- Goal of the exercise
The data must be returned in full and exactly as given.
··· Supplied data
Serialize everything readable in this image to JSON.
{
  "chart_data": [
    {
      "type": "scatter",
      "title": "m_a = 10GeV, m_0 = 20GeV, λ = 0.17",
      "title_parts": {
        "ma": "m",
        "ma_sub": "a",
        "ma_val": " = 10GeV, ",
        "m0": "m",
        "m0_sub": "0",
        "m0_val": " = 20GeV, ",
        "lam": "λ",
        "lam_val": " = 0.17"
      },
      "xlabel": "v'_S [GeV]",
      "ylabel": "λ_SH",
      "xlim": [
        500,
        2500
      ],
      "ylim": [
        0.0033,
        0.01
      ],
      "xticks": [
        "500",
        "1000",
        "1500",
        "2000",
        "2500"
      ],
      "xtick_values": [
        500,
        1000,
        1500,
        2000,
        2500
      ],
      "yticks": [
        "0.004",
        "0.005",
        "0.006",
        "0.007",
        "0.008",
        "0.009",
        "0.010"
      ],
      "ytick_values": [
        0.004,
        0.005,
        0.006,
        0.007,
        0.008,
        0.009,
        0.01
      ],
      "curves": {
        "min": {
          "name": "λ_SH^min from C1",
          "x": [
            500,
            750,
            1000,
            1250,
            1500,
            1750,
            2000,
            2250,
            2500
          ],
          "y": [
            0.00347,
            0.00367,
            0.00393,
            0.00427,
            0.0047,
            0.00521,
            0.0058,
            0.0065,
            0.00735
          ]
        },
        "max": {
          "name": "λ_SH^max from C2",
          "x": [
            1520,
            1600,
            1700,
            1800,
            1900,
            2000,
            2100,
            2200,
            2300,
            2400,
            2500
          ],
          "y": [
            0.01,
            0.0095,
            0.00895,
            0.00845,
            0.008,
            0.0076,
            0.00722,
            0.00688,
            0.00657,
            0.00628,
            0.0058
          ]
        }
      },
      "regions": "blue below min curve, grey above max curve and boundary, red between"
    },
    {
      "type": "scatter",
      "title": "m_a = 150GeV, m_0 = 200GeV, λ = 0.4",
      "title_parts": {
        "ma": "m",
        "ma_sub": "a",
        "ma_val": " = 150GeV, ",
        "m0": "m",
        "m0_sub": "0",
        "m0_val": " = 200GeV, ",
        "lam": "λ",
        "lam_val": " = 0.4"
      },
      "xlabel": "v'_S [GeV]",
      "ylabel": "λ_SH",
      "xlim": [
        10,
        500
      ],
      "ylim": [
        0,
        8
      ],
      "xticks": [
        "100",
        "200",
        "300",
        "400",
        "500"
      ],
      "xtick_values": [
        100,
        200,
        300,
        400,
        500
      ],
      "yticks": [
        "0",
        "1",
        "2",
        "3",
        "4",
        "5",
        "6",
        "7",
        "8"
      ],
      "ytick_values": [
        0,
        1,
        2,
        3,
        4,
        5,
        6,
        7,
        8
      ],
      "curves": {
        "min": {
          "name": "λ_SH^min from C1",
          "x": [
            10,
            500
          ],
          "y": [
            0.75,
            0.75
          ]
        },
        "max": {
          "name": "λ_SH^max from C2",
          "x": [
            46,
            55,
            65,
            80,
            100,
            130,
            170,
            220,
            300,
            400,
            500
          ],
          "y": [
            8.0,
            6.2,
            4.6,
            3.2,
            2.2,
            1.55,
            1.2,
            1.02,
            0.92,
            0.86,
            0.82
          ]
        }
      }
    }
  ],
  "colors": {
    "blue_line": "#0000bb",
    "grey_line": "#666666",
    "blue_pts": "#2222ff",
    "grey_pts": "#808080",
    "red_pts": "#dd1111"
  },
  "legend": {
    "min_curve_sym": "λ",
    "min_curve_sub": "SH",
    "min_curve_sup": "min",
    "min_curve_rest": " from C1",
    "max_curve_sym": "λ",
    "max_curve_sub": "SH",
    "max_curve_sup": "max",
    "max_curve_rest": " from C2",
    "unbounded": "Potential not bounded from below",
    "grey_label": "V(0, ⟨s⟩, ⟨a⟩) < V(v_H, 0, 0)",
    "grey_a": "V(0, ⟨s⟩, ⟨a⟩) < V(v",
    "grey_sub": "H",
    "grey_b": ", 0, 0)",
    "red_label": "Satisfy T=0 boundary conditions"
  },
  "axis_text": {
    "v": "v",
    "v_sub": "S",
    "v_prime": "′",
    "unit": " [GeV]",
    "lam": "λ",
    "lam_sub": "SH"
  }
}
······
- Answer to this problem
Serialize everything readable in this image to JSON.
{
  "chart_data": [
    {
      "type": "scatter",
      "title": "m_a = 10GeV, m_0 = 20GeV, λ = 0.17",
      "title_parts": {
        "ma": "m",
        "ma_sub": "a",
        "ma_val": " = 10GeV, ",
        "m0": "m",
        "m0_sub": "0",
        "m0_val": " = 20GeV, ",
        "lam": "λ",
        "lam_val": " = 0.17"
      },
      "xlabel": "v'_S [GeV]",
      "ylabel": "λ_SH",
      "xlim": [
        500,
        2500
      ],
      "ylim": [
        0.0033,
        0.01
      ],
      "xticks": [
        "500",
        "1000",
        "1500",
        "2000",
        "2500"
      ],
      "xtick_values": [
        500,
        1000,
        1500,
        2000,
        2500
      ],
      "yticks": [
        "0.004",
        "0.005",
        "0.006",
        "0.007",
        "0.008",
        "0.009",
        "0.010"
      ],
      "ytick_values": [
        0.004,
        0.005,
        0.006,
        0.007,
        0.008,
        0.009,
        0.01
      ],
      "curves": {
        "min": {
          "name": "λ_SH^min from C1",
          "x": [
            500,
            750,
            1000,
            1250,
            1500,
            1750,
            2000,
            2250,
            2500
          ],
          "y": [
            0.00347,
            0.00367,
            0.00393,
            0.00427,
            0.0047,
            0.00521,
            0.0058,
            0.0065,
            0.00735
          ]
        },
        "max": {
          "name": "λ_SH^max from C2",
          "x": [
            1520,
            1600,
            1700,
            1800,
            1900,
            2000,
            2100,
            2200,
            2300,
            2400,
            2500
          ],
          "y": [
            0.01,
            0.0095,
            0.00895,
            0.00845,
            0.008,
            0.0076,
            0.00722,
            0.00688,
            0.00657,
            0.00628,
            0.0058
          ]
        }
      },
      "regions": "blue below min curve, grey above max curve and boundary, red between"
    },
    {
      "type": "scatter",
      "title": "m_a = 150GeV, m_0 = 200GeV, λ = 0.4",
      "title_parts": {
        "ma": "m",
        "ma_sub": "a",
        "ma_val": " = 150GeV, ",
        "m0": "m",
        "m0_sub": "0",
        "m0_val": " = 200GeV, ",
        "lam": "λ",
        "lam_val": " = 0.4"
      },
      "xlabel": "v'_S [GeV]",
      "ylabel": "λ_SH",
      "xlim": [
        10,
        500
      ],
      "ylim": [
        0,
        8
      ],
      "xticks": [
        "100",
        "200",
        "300",
        "400",
        "500"
      ],
      "xtick_values": [
        100,
        200,
        300,
        400,
        500
      ],
      "yticks": [
        "0",
        "1",
        "2",
        "3",
        "4",
        "5",
        "6",
        "7",
        "8"
      ],
      "ytick_values": [
        0,
        1,
        2,
        3,
        4,
        5,
        6,
        7,
        8
      ],
      "curves": {
        "min": {
          "name": "λ_SH^min from C1",
          "x": [
            10,
            500
          ],
          "y": [
            0.75,
            0.75
          ]
        },
        "max": {
          "name": "λ_SH^max from C2",
          "x": [
            46,
            55,
            65,
            80,
            100,
            130,
            170,
            220,
            300,
            400,
            500
          ],
          "y": [
            8.0,
            6.2,
            4.6,
            3.2,
            2.2,
            1.55,
            1.2,
            1.02,
            0.92,
            0.86,
            0.82
          ]
        }
      }
    }
  ],
  "colors": {
    "blue_line": "#0000bb",
    "grey_line": "#666666",
    "blue_pts": "#2222ff",
    "grey_pts": "#808080",
    "red_pts": "#dd1111"
  },
  "legend": {
    "min_curve_sym": "λ",
    "min_curve_sub": "SH",
    "min_curve_sup": "min",
    "min_curve_rest": " from C1",
    "max_curve_sym": "λ",
    "max_curve_sub": "SH",
    "max_curve_sup": "max",
    "max_curve_rest": " from C2",
    "unbounded": "Potential not bounded from below",
    "grey_label": "V(0, ⟨s⟩, ⟨a⟩) < V(v_H, 0, 0)",
    "grey_a": "V(0, ⟨s⟩, ⟨a⟩) < V(v",
    "grey_sub": "H",
    "grey_b": ", 0, 0)",
    "red_label": "Satisfy T=0 boundary conditions"
  },
  "axis_text": {
    "v": "v",
    "v_sub": "S",
    "v_prime": "′",
    "unit": " [GeV]",
    "lam": "λ",
    "lam_sub": "SH"
  }
}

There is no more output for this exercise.